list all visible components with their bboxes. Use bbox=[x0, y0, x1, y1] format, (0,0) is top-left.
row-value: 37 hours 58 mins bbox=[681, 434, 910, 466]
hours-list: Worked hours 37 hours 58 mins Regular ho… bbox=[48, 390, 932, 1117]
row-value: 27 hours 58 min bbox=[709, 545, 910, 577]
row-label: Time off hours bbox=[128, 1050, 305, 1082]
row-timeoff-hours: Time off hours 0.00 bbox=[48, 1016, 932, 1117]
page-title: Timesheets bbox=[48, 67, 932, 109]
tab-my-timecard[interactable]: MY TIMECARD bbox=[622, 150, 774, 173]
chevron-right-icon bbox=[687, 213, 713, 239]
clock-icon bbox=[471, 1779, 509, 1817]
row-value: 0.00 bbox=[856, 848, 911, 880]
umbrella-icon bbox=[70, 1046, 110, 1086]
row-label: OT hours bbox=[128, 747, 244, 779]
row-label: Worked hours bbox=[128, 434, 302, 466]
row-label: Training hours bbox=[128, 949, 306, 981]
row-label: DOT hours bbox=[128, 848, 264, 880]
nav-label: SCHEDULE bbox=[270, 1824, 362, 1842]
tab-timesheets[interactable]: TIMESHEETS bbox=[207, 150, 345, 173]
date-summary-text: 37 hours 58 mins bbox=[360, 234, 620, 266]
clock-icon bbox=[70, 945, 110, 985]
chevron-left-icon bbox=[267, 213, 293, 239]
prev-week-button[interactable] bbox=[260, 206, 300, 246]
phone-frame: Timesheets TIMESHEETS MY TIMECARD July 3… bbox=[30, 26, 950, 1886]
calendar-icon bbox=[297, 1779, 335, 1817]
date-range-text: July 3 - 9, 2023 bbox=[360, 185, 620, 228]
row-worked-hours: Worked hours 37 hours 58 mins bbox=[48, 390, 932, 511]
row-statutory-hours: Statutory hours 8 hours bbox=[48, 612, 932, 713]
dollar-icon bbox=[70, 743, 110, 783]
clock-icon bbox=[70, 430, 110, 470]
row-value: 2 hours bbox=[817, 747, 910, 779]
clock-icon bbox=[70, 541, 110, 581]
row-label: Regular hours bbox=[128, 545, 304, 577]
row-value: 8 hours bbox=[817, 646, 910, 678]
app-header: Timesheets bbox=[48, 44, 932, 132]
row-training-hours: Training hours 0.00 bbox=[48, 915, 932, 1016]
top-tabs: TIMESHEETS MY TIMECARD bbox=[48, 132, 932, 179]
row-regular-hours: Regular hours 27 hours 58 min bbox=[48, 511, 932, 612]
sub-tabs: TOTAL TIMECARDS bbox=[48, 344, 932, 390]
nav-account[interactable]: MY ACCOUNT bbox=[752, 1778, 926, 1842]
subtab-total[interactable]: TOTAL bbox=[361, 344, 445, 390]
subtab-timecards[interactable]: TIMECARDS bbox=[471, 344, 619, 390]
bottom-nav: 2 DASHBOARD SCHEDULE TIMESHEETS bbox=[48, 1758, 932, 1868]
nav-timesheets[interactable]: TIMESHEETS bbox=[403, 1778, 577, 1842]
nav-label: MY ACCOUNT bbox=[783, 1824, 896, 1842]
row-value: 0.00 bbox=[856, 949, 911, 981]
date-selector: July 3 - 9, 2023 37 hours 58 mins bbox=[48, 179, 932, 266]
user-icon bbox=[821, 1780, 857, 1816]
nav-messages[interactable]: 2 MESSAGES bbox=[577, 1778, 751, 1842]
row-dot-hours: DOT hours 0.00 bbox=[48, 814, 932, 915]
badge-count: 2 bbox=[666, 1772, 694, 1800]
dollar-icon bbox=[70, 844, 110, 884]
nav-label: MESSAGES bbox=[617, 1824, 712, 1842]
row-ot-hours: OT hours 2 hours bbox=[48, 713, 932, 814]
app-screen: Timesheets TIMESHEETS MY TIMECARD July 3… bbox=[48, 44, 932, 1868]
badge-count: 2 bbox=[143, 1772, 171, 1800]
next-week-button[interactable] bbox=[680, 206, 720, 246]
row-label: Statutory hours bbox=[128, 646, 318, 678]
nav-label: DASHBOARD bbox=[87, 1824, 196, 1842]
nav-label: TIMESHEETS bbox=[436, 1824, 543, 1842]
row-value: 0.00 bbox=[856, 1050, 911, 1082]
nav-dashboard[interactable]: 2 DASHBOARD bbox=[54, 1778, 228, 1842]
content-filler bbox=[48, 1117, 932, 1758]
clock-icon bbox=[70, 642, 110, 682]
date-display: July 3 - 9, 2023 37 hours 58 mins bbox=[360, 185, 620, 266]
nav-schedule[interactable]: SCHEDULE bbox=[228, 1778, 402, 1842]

• [Given exercise] Take the lines from the start of the list through the line that has "hours-list: Worked hours", and write them out again with "mins" swapped for "minutes" and nothing else changed.

• [Expected answer]
list all visible components with their bboxes. Use bbox=[x0, y0, x1, y1] format, (0,0) is top-left.
row-value: 37 hours 58 minutes bbox=[681, 434, 910, 466]
hours-list: Worked hours 37 hours 58 minutes Regular ho… bbox=[48, 390, 932, 1117]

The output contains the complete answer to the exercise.